--- start of DATA ---

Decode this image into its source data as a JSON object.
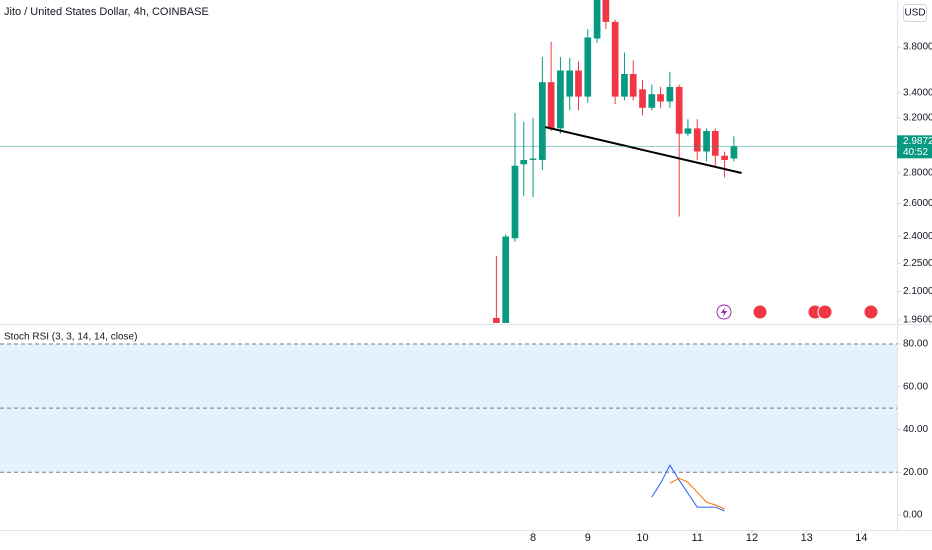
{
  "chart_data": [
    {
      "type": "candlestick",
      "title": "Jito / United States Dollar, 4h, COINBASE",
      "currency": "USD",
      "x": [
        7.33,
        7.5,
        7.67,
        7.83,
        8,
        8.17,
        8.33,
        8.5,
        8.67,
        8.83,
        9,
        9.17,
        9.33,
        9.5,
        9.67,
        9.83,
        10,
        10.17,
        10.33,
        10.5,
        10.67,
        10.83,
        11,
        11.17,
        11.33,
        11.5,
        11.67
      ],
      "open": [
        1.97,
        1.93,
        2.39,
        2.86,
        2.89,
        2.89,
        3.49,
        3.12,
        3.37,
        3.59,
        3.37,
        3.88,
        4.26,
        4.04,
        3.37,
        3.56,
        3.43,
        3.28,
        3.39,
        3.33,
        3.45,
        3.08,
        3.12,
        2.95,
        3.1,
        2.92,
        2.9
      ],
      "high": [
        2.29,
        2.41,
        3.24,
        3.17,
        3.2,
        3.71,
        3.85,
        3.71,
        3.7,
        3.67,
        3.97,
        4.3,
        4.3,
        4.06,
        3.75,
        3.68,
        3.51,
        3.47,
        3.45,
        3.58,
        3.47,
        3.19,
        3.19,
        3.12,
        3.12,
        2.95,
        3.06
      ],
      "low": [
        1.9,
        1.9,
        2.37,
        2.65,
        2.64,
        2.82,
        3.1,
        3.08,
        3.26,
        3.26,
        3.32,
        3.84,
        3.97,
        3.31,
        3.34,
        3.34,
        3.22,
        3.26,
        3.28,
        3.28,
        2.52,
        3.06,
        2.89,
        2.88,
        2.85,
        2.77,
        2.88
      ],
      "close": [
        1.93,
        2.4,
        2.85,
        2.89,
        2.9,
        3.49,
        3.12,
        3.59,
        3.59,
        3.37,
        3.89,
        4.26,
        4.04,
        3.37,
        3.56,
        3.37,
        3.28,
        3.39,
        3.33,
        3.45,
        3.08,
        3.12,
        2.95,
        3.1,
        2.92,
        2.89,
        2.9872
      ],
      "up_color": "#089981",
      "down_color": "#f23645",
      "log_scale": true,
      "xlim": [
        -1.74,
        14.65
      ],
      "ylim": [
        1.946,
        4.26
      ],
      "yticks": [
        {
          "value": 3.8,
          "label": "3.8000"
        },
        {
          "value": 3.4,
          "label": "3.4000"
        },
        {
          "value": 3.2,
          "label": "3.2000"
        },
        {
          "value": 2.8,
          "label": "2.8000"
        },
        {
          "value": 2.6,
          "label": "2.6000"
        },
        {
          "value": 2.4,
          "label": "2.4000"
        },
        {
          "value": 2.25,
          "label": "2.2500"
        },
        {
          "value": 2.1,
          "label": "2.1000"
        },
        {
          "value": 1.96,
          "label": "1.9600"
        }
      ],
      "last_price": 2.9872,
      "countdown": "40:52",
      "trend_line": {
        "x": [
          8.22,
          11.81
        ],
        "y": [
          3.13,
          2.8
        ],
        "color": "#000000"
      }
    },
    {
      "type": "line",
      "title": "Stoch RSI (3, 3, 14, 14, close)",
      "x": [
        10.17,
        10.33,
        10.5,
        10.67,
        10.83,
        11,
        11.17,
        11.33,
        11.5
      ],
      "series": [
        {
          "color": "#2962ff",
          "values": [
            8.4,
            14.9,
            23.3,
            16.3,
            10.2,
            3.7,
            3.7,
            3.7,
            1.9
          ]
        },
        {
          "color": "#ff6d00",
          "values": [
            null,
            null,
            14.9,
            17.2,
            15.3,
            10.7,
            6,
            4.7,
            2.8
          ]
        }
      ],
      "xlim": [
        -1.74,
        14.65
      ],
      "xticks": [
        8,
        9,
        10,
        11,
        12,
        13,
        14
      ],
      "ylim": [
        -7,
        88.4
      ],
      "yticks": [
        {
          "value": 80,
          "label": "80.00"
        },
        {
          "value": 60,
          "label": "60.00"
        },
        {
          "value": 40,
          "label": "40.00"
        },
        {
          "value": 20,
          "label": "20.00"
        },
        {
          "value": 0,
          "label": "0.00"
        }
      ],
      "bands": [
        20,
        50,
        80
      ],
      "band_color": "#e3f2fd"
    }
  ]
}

--- end of DATA ---
--- start of DATA ---

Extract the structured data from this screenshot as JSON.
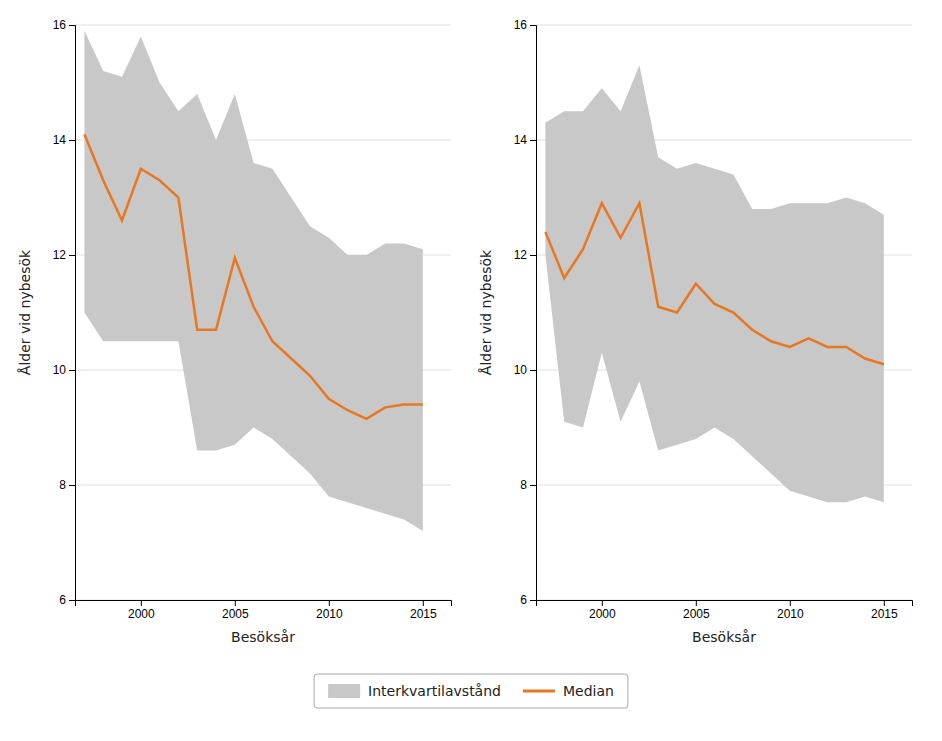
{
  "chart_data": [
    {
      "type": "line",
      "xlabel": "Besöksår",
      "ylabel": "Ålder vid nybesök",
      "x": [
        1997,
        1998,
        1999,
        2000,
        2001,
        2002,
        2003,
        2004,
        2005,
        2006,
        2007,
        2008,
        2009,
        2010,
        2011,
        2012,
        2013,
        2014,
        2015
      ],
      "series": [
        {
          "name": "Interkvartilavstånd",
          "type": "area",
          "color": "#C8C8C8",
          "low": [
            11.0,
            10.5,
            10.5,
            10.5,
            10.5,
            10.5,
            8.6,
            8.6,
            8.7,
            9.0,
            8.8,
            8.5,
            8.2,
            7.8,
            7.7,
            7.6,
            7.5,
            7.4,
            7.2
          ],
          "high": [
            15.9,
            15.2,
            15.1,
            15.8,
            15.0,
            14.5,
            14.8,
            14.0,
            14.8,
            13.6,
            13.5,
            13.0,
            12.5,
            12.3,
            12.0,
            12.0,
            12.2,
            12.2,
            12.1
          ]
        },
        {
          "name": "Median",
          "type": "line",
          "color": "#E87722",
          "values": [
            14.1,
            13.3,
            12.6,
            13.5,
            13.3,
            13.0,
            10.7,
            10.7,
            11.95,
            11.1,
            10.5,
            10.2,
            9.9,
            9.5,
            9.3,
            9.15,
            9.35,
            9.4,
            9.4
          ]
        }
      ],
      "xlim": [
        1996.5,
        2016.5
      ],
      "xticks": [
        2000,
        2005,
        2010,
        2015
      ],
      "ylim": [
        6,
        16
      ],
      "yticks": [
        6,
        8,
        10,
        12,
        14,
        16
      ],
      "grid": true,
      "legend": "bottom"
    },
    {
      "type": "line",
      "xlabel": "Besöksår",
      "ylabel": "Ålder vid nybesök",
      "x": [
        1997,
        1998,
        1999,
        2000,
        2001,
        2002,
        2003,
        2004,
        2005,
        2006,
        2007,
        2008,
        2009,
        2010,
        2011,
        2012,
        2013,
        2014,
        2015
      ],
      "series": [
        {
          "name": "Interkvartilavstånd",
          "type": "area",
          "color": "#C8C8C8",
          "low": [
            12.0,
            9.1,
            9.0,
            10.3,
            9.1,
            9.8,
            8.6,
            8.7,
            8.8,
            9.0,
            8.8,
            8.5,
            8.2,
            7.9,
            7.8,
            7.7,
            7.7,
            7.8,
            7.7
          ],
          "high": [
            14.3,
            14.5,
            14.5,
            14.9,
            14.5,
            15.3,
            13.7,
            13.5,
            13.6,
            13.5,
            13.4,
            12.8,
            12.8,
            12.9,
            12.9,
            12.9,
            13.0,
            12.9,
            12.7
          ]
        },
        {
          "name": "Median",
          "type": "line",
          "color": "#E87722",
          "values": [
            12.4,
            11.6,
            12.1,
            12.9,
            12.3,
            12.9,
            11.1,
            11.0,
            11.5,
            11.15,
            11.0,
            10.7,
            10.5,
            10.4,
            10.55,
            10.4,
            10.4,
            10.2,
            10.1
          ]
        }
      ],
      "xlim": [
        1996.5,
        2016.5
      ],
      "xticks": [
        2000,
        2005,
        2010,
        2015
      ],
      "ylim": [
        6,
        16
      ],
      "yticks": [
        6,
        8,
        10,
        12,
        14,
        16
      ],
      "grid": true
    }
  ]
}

--- end of DATA ---

WHAT THE EXERCISE ASKS:
Give the number of lines in the entries that hold the word "this", and nothing else.

CORRECT RESULT:
2